Teks Bacaan:
JCCNetwork.id- Kejaksaan Agung (Kejagung) mengintensifkan penyelidikan terkait dugaan suap yang melibatkan tiga hakim Pengadilan Negeri Surabaya yang memvonis bebas terdakwa kasus pembunuhan, Gregorius Ronald Tannur. Tindakan suap ini diduga diatur oleh pengacara terdakwa, Lisa Rachmat (LR), yang kini menjadi salah satu tersangka dalam kasus ini. Penyidik fokus pada penelusuran asal dana yang digunakan untuk memuluskan pembebasan Ronald.
“Nah kemudian dengan LR ini akan didalami bagaimana sumber dananya, tentu apakah ini merupakan dana yang disiapkan oleh yang bersangkutan. Tentu ini pertanyaan besarnya juga, lalu dananya dari siapa,” kata Kapuspenkum Kejagung Harli Siregar kepada wartawan, Senin, 28 Oktober 2024.
Dalam kasus ini, Lisa bersama tiga hakim yang terlibat, yaitu Eriantuah Damanik, Mangapul, dan Heru Hanindyo, telah resmi ditetapkan sebagai tersangka dalam tindak pidana korupsi berupa suap dan gratifikasi. Kejagung menduga bahwa tindakan suap ini melibatkan lebih dari sekadar hubungan pengacara dan hakim, mengingat besarnya dana yang digunakan.
“Nah nanti itu yang saya sebutkan penyidik akan mendalami bagaimana peran dari pihak-pihak terkait dengan peristiwa ini. Misalnya apakah LR dalam menyediakan uang terhadap tiga hakim ini, dari mana sumbernya? Nah ini kan akan terus didalami,” ungkap Harli.
Harli menduga uang suap tersebut bukan dari kocek pribadi Lisa. Bila menggunakan logika awam, kata Harli, uang tersebut dari pihak yang berkaitan dengan perkara.

Daftar Baris:

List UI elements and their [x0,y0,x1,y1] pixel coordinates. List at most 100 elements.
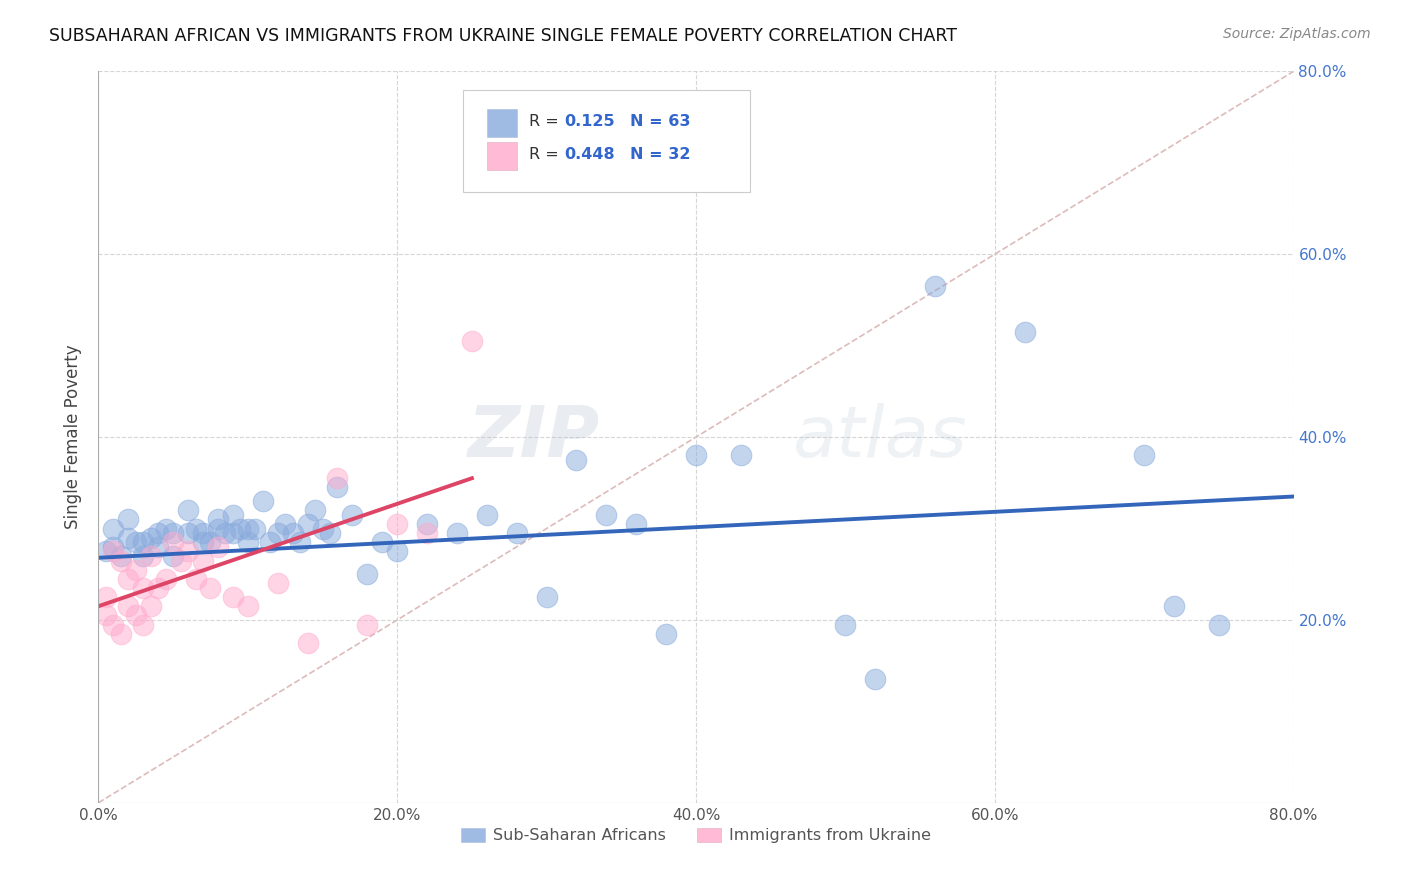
Point [155,572,177,586]
Point [536,590,558,604]
Point [132,535,155,549]
Text: R =: R = [529,146,564,161]
Point [132,617,155,632]
Point [924,279,946,293]
Point [148,581,170,595]
Point [595,508,617,522]
Point [416,526,439,541]
Point [281,526,304,541]
Point [267,526,290,541]
Point [1163,599,1185,614]
Point [1014,325,1036,339]
Point [311,521,333,535]
Point [103,617,125,632]
Point [229,521,252,535]
Point [177,526,200,541]
Point [103,521,125,535]
Point [304,503,326,517]
Point [191,526,214,541]
Point [236,535,259,549]
Point [236,599,259,614]
Point [475,508,498,522]
Point [148,526,170,541]
Point [1133,448,1156,462]
Point [184,521,207,535]
Point [94,608,117,623]
Point [162,526,184,541]
Point [117,599,139,614]
Point [177,503,200,517]
Point [207,540,229,554]
Point [207,521,229,535]
Y-axis label: Single Female Poverty: Single Female Poverty [65,345,83,529]
Point [371,535,394,549]
FancyBboxPatch shape [486,110,517,137]
Point [267,576,290,591]
Point [297,516,319,531]
Point [342,508,364,522]
Point [139,599,162,614]
Point [110,549,132,563]
Point [446,526,468,541]
Point [385,516,409,531]
Point [162,549,184,563]
Point [461,334,484,348]
Point [356,567,378,582]
Point [865,673,887,687]
Point [139,531,162,545]
Point [132,581,155,595]
Point [110,626,132,640]
Legend: Sub-Saharan Africans, Immigrants from Ukraine: Sub-Saharan Africans, Immigrants from Uk… [454,822,938,850]
Point [125,608,148,623]
Point [730,448,752,462]
Text: 0.125: 0.125 [565,113,616,128]
Point [125,535,148,549]
FancyBboxPatch shape [463,90,749,192]
Point [274,516,297,531]
Point [191,535,214,549]
Point [288,535,311,549]
Point [1208,617,1230,632]
Point [177,544,200,558]
FancyBboxPatch shape [486,143,517,170]
Point [214,526,236,541]
Point [207,512,229,526]
Point [94,590,117,604]
Point [565,453,588,467]
Text: Source: ZipAtlas.com: Source: ZipAtlas.com [1223,27,1371,41]
Point [834,617,856,632]
Point [252,494,274,508]
Point [222,526,245,541]
Point [236,521,259,535]
Text: ZIP: ZIP [468,402,600,472]
Point [125,563,148,577]
Point [103,544,125,558]
Point [326,471,349,485]
Point [259,535,281,549]
Point [139,549,162,563]
Point [416,516,439,531]
Point [200,535,222,549]
Point [184,572,207,586]
Point [110,553,132,567]
Point [356,617,378,632]
Point [117,572,139,586]
Point [626,516,648,531]
Text: N = 32: N = 32 [630,146,690,161]
Point [385,544,409,558]
Text: SUBSAHARAN AFRICAN VS IMMIGRANTS FROM UKRAINE SINGLE FEMALE POVERTY CORRELATION : SUBSAHARAN AFRICAN VS IMMIGRANTS FROM UK… [49,27,957,45]
Point [506,526,529,541]
Point [326,480,349,494]
Text: N = 63: N = 63 [630,113,690,128]
Text: R =: R = [529,113,564,128]
Point [132,549,155,563]
Point [655,626,678,640]
Point [117,531,139,545]
Text: atlas: atlas [792,402,966,472]
Point [319,526,342,541]
Point [245,521,267,535]
Point [222,590,245,604]
Point [162,535,184,549]
Point [191,553,214,567]
Point [297,636,319,650]
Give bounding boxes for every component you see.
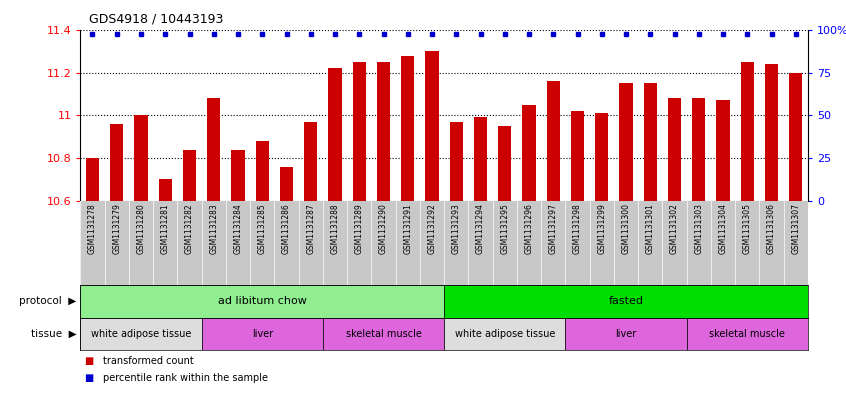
Text: GSM1131284: GSM1131284: [233, 203, 243, 254]
Bar: [280, 167, 294, 201]
Text: GSM1131288: GSM1131288: [331, 203, 339, 254]
Text: transformed count: transformed count: [103, 356, 194, 366]
Bar: [765, 64, 778, 201]
Text: GSM1131290: GSM1131290: [379, 203, 388, 254]
Bar: [80, 318, 201, 350]
Text: GSM1131287: GSM1131287: [306, 203, 316, 254]
Text: liver: liver: [251, 329, 273, 339]
Bar: [789, 73, 803, 201]
Bar: [619, 83, 633, 201]
Bar: [498, 126, 512, 201]
Text: GSM1131285: GSM1131285: [258, 203, 266, 254]
Text: GSM1131302: GSM1131302: [670, 203, 679, 254]
Bar: [444, 285, 808, 318]
Text: GSM1131289: GSM1131289: [354, 203, 364, 254]
Text: GSM1131303: GSM1131303: [695, 203, 703, 254]
Text: tissue  ▶: tissue ▶: [30, 329, 76, 339]
Text: GSM1131306: GSM1131306: [767, 203, 776, 254]
Bar: [304, 122, 317, 201]
Text: ad libitum chow: ad libitum chow: [217, 296, 307, 307]
Text: GSM1131300: GSM1131300: [622, 203, 630, 254]
Bar: [323, 318, 444, 350]
Bar: [255, 141, 269, 201]
Bar: [85, 158, 99, 201]
Text: percentile rank within the sample: percentile rank within the sample: [103, 373, 268, 383]
Text: GSM1131304: GSM1131304: [718, 203, 728, 254]
Text: GSM1131282: GSM1131282: [185, 203, 194, 254]
Text: fasted: fasted: [608, 296, 644, 307]
Text: GSM1131301: GSM1131301: [645, 203, 655, 254]
Bar: [547, 81, 560, 201]
Bar: [449, 122, 463, 201]
Bar: [158, 180, 172, 201]
Bar: [522, 105, 536, 201]
Bar: [571, 111, 585, 201]
Text: GSM1131280: GSM1131280: [136, 203, 146, 254]
Bar: [376, 62, 390, 201]
Bar: [201, 318, 323, 350]
Text: ■: ■: [85, 356, 94, 366]
Bar: [353, 62, 366, 201]
Text: GSM1131286: GSM1131286: [282, 203, 291, 254]
Bar: [183, 149, 196, 201]
Bar: [207, 98, 221, 201]
Bar: [474, 118, 487, 201]
Text: skeletal muscle: skeletal muscle: [709, 329, 785, 339]
Text: protocol  ▶: protocol ▶: [19, 296, 76, 307]
Bar: [401, 55, 415, 201]
Bar: [135, 115, 148, 201]
Bar: [110, 124, 124, 201]
Text: white adipose tissue: white adipose tissue: [454, 329, 555, 339]
Bar: [740, 62, 754, 201]
Bar: [692, 98, 706, 201]
Text: GSM1131305: GSM1131305: [743, 203, 752, 254]
Bar: [328, 68, 342, 201]
Text: skeletal muscle: skeletal muscle: [345, 329, 421, 339]
Text: GSM1131296: GSM1131296: [525, 203, 534, 254]
Bar: [231, 149, 244, 201]
Bar: [644, 83, 657, 201]
Text: GSM1131298: GSM1131298: [573, 203, 582, 254]
Text: GSM1131278: GSM1131278: [88, 203, 97, 254]
Bar: [595, 113, 608, 201]
Text: GSM1131291: GSM1131291: [404, 203, 412, 254]
Text: GSM1131293: GSM1131293: [452, 203, 461, 254]
Bar: [444, 318, 565, 350]
Text: GSM1131299: GSM1131299: [597, 203, 607, 254]
Text: liver: liver: [615, 329, 637, 339]
Text: GSM1131281: GSM1131281: [161, 203, 170, 254]
Text: GSM1131292: GSM1131292: [427, 203, 437, 254]
Text: GSM1131294: GSM1131294: [476, 203, 485, 254]
Text: GSM1131283: GSM1131283: [209, 203, 218, 254]
Bar: [667, 98, 681, 201]
Bar: [717, 100, 730, 201]
Text: GSM1131279: GSM1131279: [113, 203, 121, 254]
Text: white adipose tissue: white adipose tissue: [91, 329, 191, 339]
Text: GDS4918 / 10443193: GDS4918 / 10443193: [89, 13, 223, 26]
Text: GSM1131297: GSM1131297: [549, 203, 558, 254]
Text: GSM1131307: GSM1131307: [791, 203, 800, 254]
Text: ■: ■: [85, 373, 94, 383]
Text: GSM1131295: GSM1131295: [500, 203, 509, 254]
Bar: [426, 51, 439, 201]
Bar: [80, 285, 444, 318]
Bar: [565, 318, 687, 350]
Bar: [687, 318, 808, 350]
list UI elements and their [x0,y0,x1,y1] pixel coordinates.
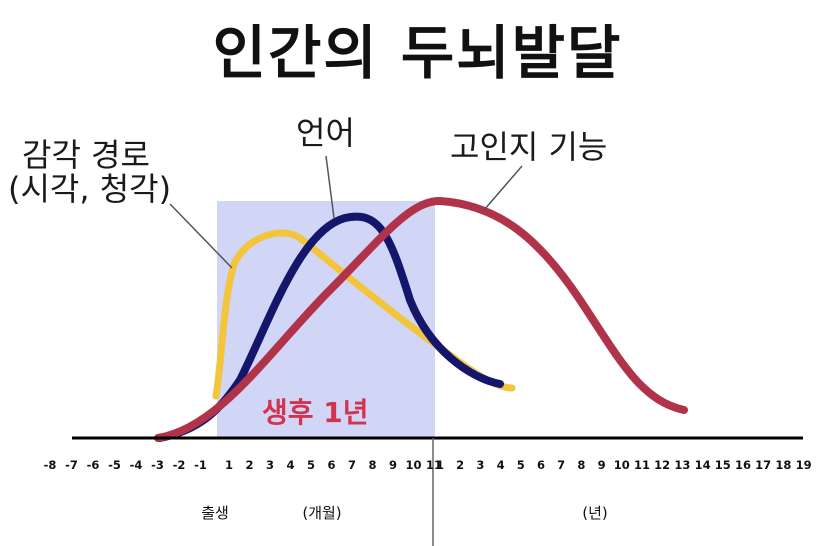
year-tick: 12 [654,458,671,472]
month-tick: 6 [327,458,336,472]
year-tick: 6 [536,458,546,472]
prenatal-tick: -1 [194,458,207,472]
year-tick: 11 [633,458,651,472]
month-tick: 5 [306,458,316,472]
year-tick: 17 [755,458,772,472]
cognition-label: 고인지 기능 [450,128,608,166]
year-tick: 5 [516,458,525,472]
year-tick: 14 [694,458,711,472]
prenatal-tick: -8 [43,458,57,472]
year-tick: 16 [734,458,752,472]
year-tick: 13 [674,458,691,472]
year-tick: 18 [775,458,792,472]
cognition-leader-line [483,165,523,211]
birth-label: 출생 [201,504,229,522]
year-tick: 3 [476,458,485,472]
year-tick: 4 [496,458,505,472]
year-unit-label: (년) [582,504,608,522]
month-tick: 11 [425,458,443,472]
sensory-label-line2: (시각, 청각) [8,170,172,208]
month-tick: 9 [388,458,398,472]
page-title: 인간의 두뇌발달 [212,19,623,87]
language-label: 언어 [296,114,355,152]
month-tick: 1 [224,458,234,472]
year-tick: 1 [435,458,445,472]
prenatal-tick: -3 [151,458,164,472]
month-tick: 4 [286,458,295,472]
prenatal-tick: -7 [65,458,78,472]
prenatal-tick: -4 [129,458,143,472]
month-tick: 3 [265,458,275,472]
language-leader-line [325,155,335,219]
year-tick: 7 [557,458,566,472]
year-tick: 2 [456,458,465,472]
prenatal-tick: -2 [172,458,186,472]
year-tick: 19 [795,458,812,472]
month-unit-label: (개월) [302,504,342,522]
year-tick: 9 [597,458,606,472]
month-tick: 7 [347,458,357,472]
cognitive-function-curve [154,196,688,442]
year-tick: 15 [714,458,731,472]
sensory-leader-line [169,203,233,269]
month-tick: 10 [405,458,422,472]
sensory-label-line1: 감각 경로 [22,136,150,174]
month-tick: 2 [245,458,254,472]
prenatal-tick: -5 [108,458,121,472]
first-year-label: 생후 1년 [262,396,369,429]
year-tick: 10 [613,458,630,472]
month-tick: 8 [368,458,377,472]
prenatal-tick: -6 [86,458,100,472]
year-tick: 8 [577,458,586,472]
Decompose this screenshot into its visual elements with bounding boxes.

Petunjuk dan Ketentuan:
Alihkan kalimat berikut dari bacaan tentang dugaan suap tiga hakim ke dalam bahasa Inggris: "Penyidik fokus pada penelusuran asal dana yang digunakan untuk memuluskan pembebasan Ronald." Baris-baris di atas diambil dari sumber lain.

Jawaban Tugas:
Investigators are focusing on tracing the source of the funds used to smooth the way for Ronald's acquittal.